■ AIM ■
Every record below should be written out exactly; pictures stay out.
┌────────
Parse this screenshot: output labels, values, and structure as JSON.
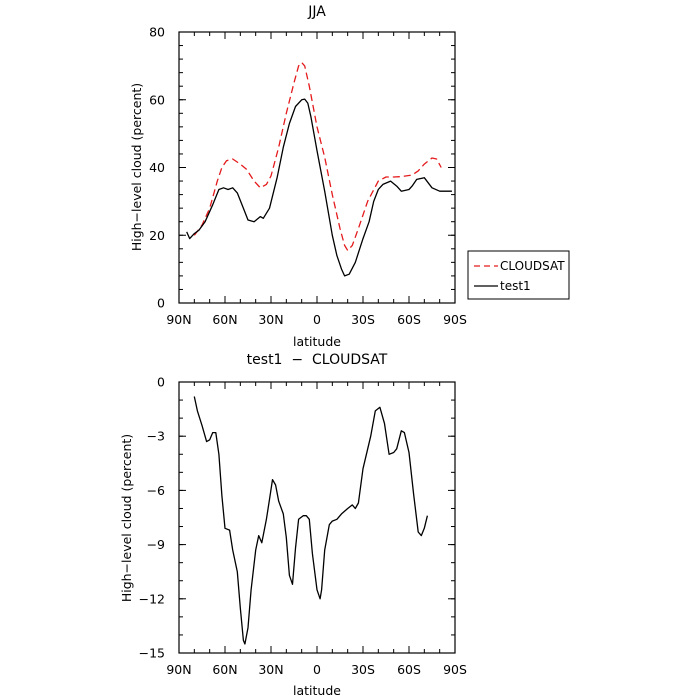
{
  "chart_data": [
    {
      "type": "line",
      "title": "JJA",
      "xlabel": "latitude",
      "ylabel": "High−level cloud (percent)",
      "xlim": [
        90,
        -90
      ],
      "ylim": [
        0,
        80
      ],
      "x_tick_values": [
        90,
        60,
        30,
        0,
        -30,
        -60,
        -90
      ],
      "x_tick_labels": [
        "90N",
        "60N",
        "30N",
        "0",
        "30S",
        "60S",
        "90S"
      ],
      "y_tick_values": [
        0,
        20,
        40,
        60,
        80
      ],
      "y_tick_labels": [
        "0",
        "20",
        "40",
        "60",
        "80"
      ],
      "legend": {
        "placement": "right",
        "entries": [
          "CLOUDSAT",
          "test1"
        ]
      },
      "series": [
        {
          "name": "CLOUDSAT",
          "color": "#e41a1c",
          "dash": "dashed",
          "points": [
            [
              80,
              20
            ],
            [
              75,
              23
            ],
            [
              70,
              28
            ],
            [
              65,
              36
            ],
            [
              62,
              40
            ],
            [
              59,
              42
            ],
            [
              55,
              42.5
            ],
            [
              50,
              41
            ],
            [
              46,
              39.5
            ],
            [
              41,
              36
            ],
            [
              37,
              34
            ],
            [
              33,
              35
            ],
            [
              30,
              37.5
            ],
            [
              25,
              46
            ],
            [
              20,
              56
            ],
            [
              15,
              65
            ],
            [
              12,
              70
            ],
            [
              10,
              71
            ],
            [
              8,
              70
            ],
            [
              5,
              64
            ],
            [
              0,
              52
            ],
            [
              -5,
              43
            ],
            [
              -10,
              32
            ],
            [
              -15,
              22
            ],
            [
              -18,
              17
            ],
            [
              -20,
              15.5
            ],
            [
              -23,
              17
            ],
            [
              -27,
              22
            ],
            [
              -33,
              30
            ],
            [
              -40,
              36
            ],
            [
              -45,
              37.2
            ],
            [
              -50,
              37.2
            ],
            [
              -55,
              37.3
            ],
            [
              -62,
              37.8
            ],
            [
              -66,
              39
            ],
            [
              -70,
              41
            ],
            [
              -75,
              42.8
            ],
            [
              -78,
              42.5
            ],
            [
              -81,
              40
            ]
          ]
        },
        {
          "name": "test1",
          "color": "#000000",
          "dash": "solid",
          "points": [
            [
              85,
              21
            ],
            [
              83,
              19
            ],
            [
              80,
              20.5
            ],
            [
              77,
              21.5
            ],
            [
              73,
              24
            ],
            [
              68,
              29
            ],
            [
              64,
              33.5
            ],
            [
              61,
              34
            ],
            [
              58,
              33.5
            ],
            [
              55,
              34
            ],
            [
              52,
              32.5
            ],
            [
              48,
              28
            ],
            [
              45,
              24.5
            ],
            [
              41,
              24
            ],
            [
              37,
              25.5
            ],
            [
              35,
              25
            ],
            [
              31,
              28
            ],
            [
              26,
              37
            ],
            [
              22,
              46
            ],
            [
              18,
              53
            ],
            [
              14,
              58
            ],
            [
              10,
              60
            ],
            [
              8,
              60.2
            ],
            [
              6,
              59
            ],
            [
              4,
              55
            ],
            [
              0,
              45
            ],
            [
              -5,
              33
            ],
            [
              -10,
              20
            ],
            [
              -13,
              14
            ],
            [
              -16,
              10
            ],
            [
              -18,
              8
            ],
            [
              -21,
              8.5
            ],
            [
              -25,
              12
            ],
            [
              -30,
              19
            ],
            [
              -34,
              24
            ],
            [
              -37,
              30
            ],
            [
              -40,
              33.5
            ],
            [
              -43,
              35
            ],
            [
              -48,
              36
            ],
            [
              -52,
              34.5
            ],
            [
              -55,
              33
            ],
            [
              -60,
              33.5
            ],
            [
              -62,
              34.5
            ],
            [
              -65,
              36.5
            ],
            [
              -70,
              37
            ],
            [
              -75,
              34
            ],
            [
              -80,
              33
            ],
            [
              -85,
              33
            ],
            [
              -88,
              33
            ]
          ]
        }
      ]
    },
    {
      "type": "line",
      "title": "test1  −  CLOUDSAT",
      "xlabel": "latitude",
      "ylabel": "High−level cloud (percent)",
      "xlim": [
        90,
        -90
      ],
      "ylim": [
        -15,
        0
      ],
      "x_tick_values": [
        90,
        60,
        30,
        0,
        -30,
        -60,
        -90
      ],
      "x_tick_labels": [
        "90N",
        "60N",
        "30N",
        "0",
        "30S",
        "60S",
        "90S"
      ],
      "y_tick_values": [
        0,
        -3,
        -6,
        -9,
        -12,
        -15
      ],
      "y_tick_labels": [
        "0",
        "−3",
        "−6",
        "−9",
        "−12",
        "−15"
      ],
      "series": [
        {
          "color": "#000000",
          "dash": "solid",
          "points": [
            [
              80,
              -0.8
            ],
            [
              78,
              -1.6
            ],
            [
              75,
              -2.4
            ],
            [
              72,
              -3.3
            ],
            [
              70,
              -3.2
            ],
            [
              68,
              -2.8
            ],
            [
              66,
              -2.8
            ],
            [
              64,
              -4
            ],
            [
              62,
              -6.3
            ],
            [
              60,
              -8.1
            ],
            [
              57,
              -8.2
            ],
            [
              55,
              -9.3
            ],
            [
              52,
              -10.5
            ],
            [
              50,
              -12.5
            ],
            [
              48,
              -14.3
            ],
            [
              47,
              -14.5
            ],
            [
              45,
              -13.6
            ],
            [
              43,
              -11.5
            ],
            [
              40,
              -9.3
            ],
            [
              38,
              -8.5
            ],
            [
              36,
              -8.9
            ],
            [
              33,
              -7.6
            ],
            [
              31,
              -6.5
            ],
            [
              29,
              -5.4
            ],
            [
              27,
              -5.7
            ],
            [
              25,
              -6.6
            ],
            [
              22,
              -7.3
            ],
            [
              20,
              -8.6
            ],
            [
              18,
              -10.7
            ],
            [
              16,
              -11.2
            ],
            [
              14,
              -9.2
            ],
            [
              12,
              -7.6
            ],
            [
              9,
              -7.4
            ],
            [
              7,
              -7.4
            ],
            [
              5,
              -7.6
            ],
            [
              3,
              -9.5
            ],
            [
              0,
              -11.5
            ],
            [
              -2,
              -12
            ],
            [
              -3,
              -11.5
            ],
            [
              -5,
              -9.3
            ],
            [
              -8,
              -7.9
            ],
            [
              -10,
              -7.7
            ],
            [
              -13,
              -7.6
            ],
            [
              -16,
              -7.3
            ],
            [
              -20,
              -7
            ],
            [
              -23,
              -6.8
            ],
            [
              -25,
              -7
            ],
            [
              -27,
              -6.7
            ],
            [
              -30,
              -4.8
            ],
            [
              -35,
              -3
            ],
            [
              -38,
              -1.6
            ],
            [
              -41,
              -1.4
            ],
            [
              -44,
              -2.3
            ],
            [
              -47,
              -4
            ],
            [
              -50,
              -3.9
            ],
            [
              -52,
              -3.7
            ],
            [
              -55,
              -2.7
            ],
            [
              -57,
              -2.8
            ],
            [
              -60,
              -3.9
            ],
            [
              -63,
              -6.2
            ],
            [
              -66,
              -8.3
            ],
            [
              -68,
              -8.5
            ],
            [
              -70,
              -8.1
            ],
            [
              -72,
              -7.4
            ]
          ]
        }
      ]
    }
  ]
}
└────────
■ SOLUTION ■
Parse this screenshot: output labels, values, and structure as JSON.
{
  "chart_data": [
    {
      "type": "line",
      "title": "JJA",
      "xlabel": "latitude",
      "ylabel": "High−level cloud (percent)",
      "xlim": [
        90,
        -90
      ],
      "ylim": [
        0,
        80
      ],
      "x_tick_values": [
        90,
        60,
        30,
        0,
        -30,
        -60,
        -90
      ],
      "x_tick_labels": [
        "90N",
        "60N",
        "30N",
        "0",
        "30S",
        "60S",
        "90S"
      ],
      "y_tick_values": [
        0,
        20,
        40,
        60,
        80
      ],
      "y_tick_labels": [
        "0",
        "20",
        "40",
        "60",
        "80"
      ],
      "legend": {
        "placement": "right",
        "entries": [
          "CLOUDSAT",
          "test1"
        ]
      },
      "series": [
        {
          "name": "CLOUDSAT",
          "color": "#e41a1c",
          "dash": "dashed",
          "points": [
            [
              80,
              20
            ],
            [
              75,
              23
            ],
            [
              70,
              28
            ],
            [
              65,
              36
            ],
            [
              62,
              40
            ],
            [
              59,
              42
            ],
            [
              55,
              42.5
            ],
            [
              50,
              41
            ],
            [
              46,
              39.5
            ],
            [
              41,
              36
            ],
            [
              37,
              34
            ],
            [
              33,
              35
            ],
            [
              30,
              37.5
            ],
            [
              25,
              46
            ],
            [
              20,
              56
            ],
            [
              15,
              65
            ],
            [
              12,
              70
            ],
            [
              10,
              71
            ],
            [
              8,
              70
            ],
            [
              5,
              64
            ],
            [
              0,
              52
            ],
            [
              -5,
              43
            ],
            [
              -10,
              32
            ],
            [
              -15,
              22
            ],
            [
              -18,
              17
            ],
            [
              -20,
              15.5
            ],
            [
              -23,
              17
            ],
            [
              -27,
              22
            ],
            [
              -33,
              30
            ],
            [
              -40,
              36
            ],
            [
              -45,
              37.2
            ],
            [
              -50,
              37.2
            ],
            [
              -55,
              37.3
            ],
            [
              -62,
              37.8
            ],
            [
              -66,
              39
            ],
            [
              -70,
              41
            ],
            [
              -75,
              42.8
            ],
            [
              -78,
              42.5
            ],
            [
              -81,
              40
            ]
          ]
        },
        {
          "name": "test1",
          "color": "#000000",
          "dash": "solid",
          "points": [
            [
              85,
              21
            ],
            [
              83,
              19
            ],
            [
              80,
              20.5
            ],
            [
              77,
              21.5
            ],
            [
              73,
              24
            ],
            [
              68,
              29
            ],
            [
              64,
              33.5
            ],
            [
              61,
              34
            ],
            [
              58,
              33.5
            ],
            [
              55,
              34
            ],
            [
              52,
              32.5
            ],
            [
              48,
              28
            ],
            [
              45,
              24.5
            ],
            [
              41,
              24
            ],
            [
              37,
              25.5
            ],
            [
              35,
              25
            ],
            [
              31,
              28
            ],
            [
              26,
              37
            ],
            [
              22,
              46
            ],
            [
              18,
              53
            ],
            [
              14,
              58
            ],
            [
              10,
              60
            ],
            [
              8,
              60.2
            ],
            [
              6,
              59
            ],
            [
              4,
              55
            ],
            [
              0,
              45
            ],
            [
              -5,
              33
            ],
            [
              -10,
              20
            ],
            [
              -13,
              14
            ],
            [
              -16,
              10
            ],
            [
              -18,
              8
            ],
            [
              -21,
              8.5
            ],
            [
              -25,
              12
            ],
            [
              -30,
              19
            ],
            [
              -34,
              24
            ],
            [
              -37,
              30
            ],
            [
              -40,
              33.5
            ],
            [
              -43,
              35
            ],
            [
              -48,
              36
            ],
            [
              -52,
              34.5
            ],
            [
              -55,
              33
            ],
            [
              -60,
              33.5
            ],
            [
              -62,
              34.5
            ],
            [
              -65,
              36.5
            ],
            [
              -70,
              37
            ],
            [
              -75,
              34
            ],
            [
              -80,
              33
            ],
            [
              -85,
              33
            ],
            [
              -88,
              33
            ]
          ]
        }
      ]
    },
    {
      "type": "line",
      "title": "test1  −  CLOUDSAT",
      "xlabel": "latitude",
      "ylabel": "High−level cloud (percent)",
      "xlim": [
        90,
        -90
      ],
      "ylim": [
        -15,
        0
      ],
      "x_tick_values": [
        90,
        60,
        30,
        0,
        -30,
        -60,
        -90
      ],
      "x_tick_labels": [
        "90N",
        "60N",
        "30N",
        "0",
        "30S",
        "60S",
        "90S"
      ],
      "y_tick_values": [
        0,
        -3,
        -6,
        -9,
        -12,
        -15
      ],
      "y_tick_labels": [
        "0",
        "−3",
        "−6",
        "−9",
        "−12",
        "−15"
      ],
      "series": [
        {
          "color": "#000000",
          "dash": "solid",
          "points": [
            [
              80,
              -0.8
            ],
            [
              78,
              -1.6
            ],
            [
              75,
              -2.4
            ],
            [
              72,
              -3.3
            ],
            [
              70,
              -3.2
            ],
            [
              68,
              -2.8
            ],
            [
              66,
              -2.8
            ],
            [
              64,
              -4
            ],
            [
              62,
              -6.3
            ],
            [
              60,
              -8.1
            ],
            [
              57,
              -8.2
            ],
            [
              55,
              -9.3
            ],
            [
              52,
              -10.5
            ],
            [
              50,
              -12.5
            ],
            [
              48,
              -14.3
            ],
            [
              47,
              -14.5
            ],
            [
              45,
              -13.6
            ],
            [
              43,
              -11.5
            ],
            [
              40,
              -9.3
            ],
            [
              38,
              -8.5
            ],
            [
              36,
              -8.9
            ],
            [
              33,
              -7.6
            ],
            [
              31,
              -6.5
            ],
            [
              29,
              -5.4
            ],
            [
              27,
              -5.7
            ],
            [
              25,
              -6.6
            ],
            [
              22,
              -7.3
            ],
            [
              20,
              -8.6
            ],
            [
              18,
              -10.7
            ],
            [
              16,
              -11.2
            ],
            [
              14,
              -9.2
            ],
            [
              12,
              -7.6
            ],
            [
              9,
              -7.4
            ],
            [
              7,
              -7.4
            ],
            [
              5,
              -7.6
            ],
            [
              3,
              -9.5
            ],
            [
              0,
              -11.5
            ],
            [
              -2,
              -12
            ],
            [
              -3,
              -11.5
            ],
            [
              -5,
              -9.3
            ],
            [
              -8,
              -7.9
            ],
            [
              -10,
              -7.7
            ],
            [
              -13,
              -7.6
            ],
            [
              -16,
              -7.3
            ],
            [
              -20,
              -7
            ],
            [
              -23,
              -6.8
            ],
            [
              -25,
              -7
            ],
            [
              -27,
              -6.7
            ],
            [
              -30,
              -4.8
            ],
            [
              -35,
              -3
            ],
            [
              -38,
              -1.6
            ],
            [
              -41,
              -1.4
            ],
            [
              -44,
              -2.3
            ],
            [
              -47,
              -4
            ],
            [
              -50,
              -3.9
            ],
            [
              -52,
              -3.7
            ],
            [
              -55,
              -2.7
            ],
            [
              -57,
              -2.8
            ],
            [
              -60,
              -3.9
            ],
            [
              -63,
              -6.2
            ],
            [
              -66,
              -8.3
            ],
            [
              -68,
              -8.5
            ],
            [
              -70,
              -8.1
            ],
            [
              -72,
              -7.4
            ]
          ]
        }
      ]
    }
  ]
}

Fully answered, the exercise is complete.